— Begin —

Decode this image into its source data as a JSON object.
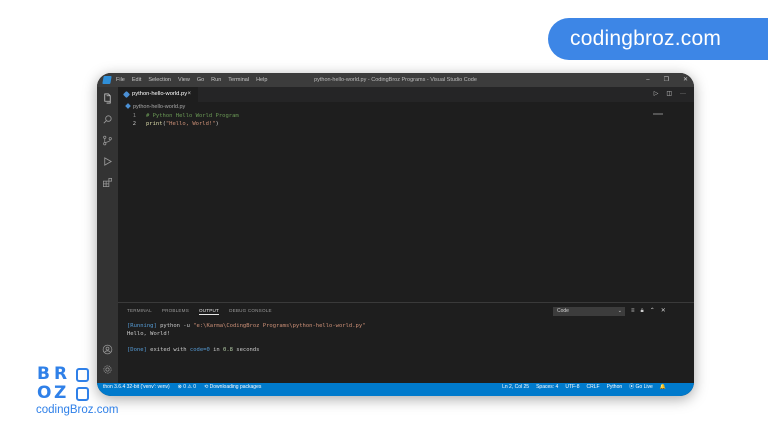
{
  "brand": {
    "pill_text": "codingbroz.com",
    "footer_url": "codingBroz.com",
    "logo_letters": [
      "B",
      "R",
      "O",
      "Z"
    ],
    "accent": "#3d86e6"
  },
  "window": {
    "title": "python-hello-world.py - CodingBroz Programs - Visual Studio Code",
    "menu": [
      "File",
      "Edit",
      "Selection",
      "View",
      "Go",
      "Run",
      "Terminal",
      "Help"
    ],
    "window_controls": [
      "minimize-icon",
      "restore-icon",
      "close-icon"
    ]
  },
  "activity_bar": {
    "icons": [
      "files-icon",
      "search-icon",
      "source-control-icon",
      "run-debug-icon",
      "extensions-icon",
      "account-icon",
      "settings-gear-icon"
    ]
  },
  "editor": {
    "tab": {
      "label": "python-hello-world.py",
      "close": "×"
    },
    "breadcrumb": "python-hello-world.py",
    "lines": [
      {
        "number": "1",
        "comment": "# Python Hello World Program"
      },
      {
        "number": "2",
        "fn": "print",
        "open": "(",
        "string": "\"Hello, World!\"",
        "close": ")"
      }
    ]
  },
  "panel": {
    "tabs": [
      "TERMINAL",
      "PROBLEMS",
      "OUTPUT",
      "DEBUG CONSOLE"
    ],
    "active_tab": "OUTPUT",
    "select_value": "Code",
    "output": {
      "line1_tag": "[Running]",
      "line1_cmd": " python -u ",
      "line1_path": "\"e:\\Karma\\CodingBroz Programs\\python-hello-world.py\"",
      "line2": "Hello, World!",
      "line3_tag": "[Done]",
      "line3_text": " exited with ",
      "line3_code": "code=0",
      "line3_in": " in ",
      "line3_secs": "0.8",
      "line3_end": " seconds"
    }
  },
  "status_bar": {
    "interpreter": "thon 3.6.4 32-bit ('venv': venv)",
    "problems": "⊗ 0 ⚠ 0",
    "downloading": "⟲ Downloading packages",
    "position": "Ln 2, Col 25",
    "spaces": "Spaces: 4",
    "encoding": "UTF-8",
    "eol": "CRLF",
    "language": "Python",
    "golive": "⦿ Go Live",
    "bell": "🔔"
  }
}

— End —

→ **Exercise brief**:
Verbatim reproduction of every record is required; images are left out.

→ **Expected output**:
Decode this image into its source data as a JSON object.
{
  "brand": {
    "pill_text": "codingbroz.com",
    "footer_url": "codingBroz.com",
    "logo_letters": [
      "B",
      "R",
      "O",
      "Z"
    ],
    "accent": "#3d86e6"
  },
  "window": {
    "title": "python-hello-world.py - CodingBroz Programs - Visual Studio Code",
    "menu": [
      "File",
      "Edit",
      "Selection",
      "View",
      "Go",
      "Run",
      "Terminal",
      "Help"
    ],
    "window_controls": [
      "minimize-icon",
      "restore-icon",
      "close-icon"
    ]
  },
  "activity_bar": {
    "icons": [
      "files-icon",
      "search-icon",
      "source-control-icon",
      "run-debug-icon",
      "extensions-icon",
      "account-icon",
      "settings-gear-icon"
    ]
  },
  "editor": {
    "tab": {
      "label": "python-hello-world.py",
      "close": "×"
    },
    "breadcrumb": "python-hello-world.py",
    "lines": [
      {
        "number": "1",
        "comment": "# Python Hello World Program"
      },
      {
        "number": "2",
        "fn": "print",
        "open": "(",
        "string": "\"Hello, World!\"",
        "close": ")"
      }
    ]
  },
  "panel": {
    "tabs": [
      "TERMINAL",
      "PROBLEMS",
      "OUTPUT",
      "DEBUG CONSOLE"
    ],
    "active_tab": "OUTPUT",
    "select_value": "Code",
    "output": {
      "line1_tag": "[Running]",
      "line1_cmd": " python -u ",
      "line1_path": "\"e:\\Karma\\CodingBroz Programs\\python-hello-world.py\"",
      "line2": "Hello, World!",
      "line3_tag": "[Done]",
      "line3_text": " exited with ",
      "line3_code": "code=0",
      "line3_in": " in ",
      "line3_secs": "0.8",
      "line3_end": " seconds"
    }
  },
  "status_bar": {
    "interpreter": "thon 3.6.4 32-bit ('venv': venv)",
    "problems": "⊗ 0 ⚠ 0",
    "downloading": "⟲ Downloading packages",
    "position": "Ln 2, Col 25",
    "spaces": "Spaces: 4",
    "encoding": "UTF-8",
    "eol": "CRLF",
    "language": "Python",
    "golive": "⦿ Go Live",
    "bell": "🔔"
  }
}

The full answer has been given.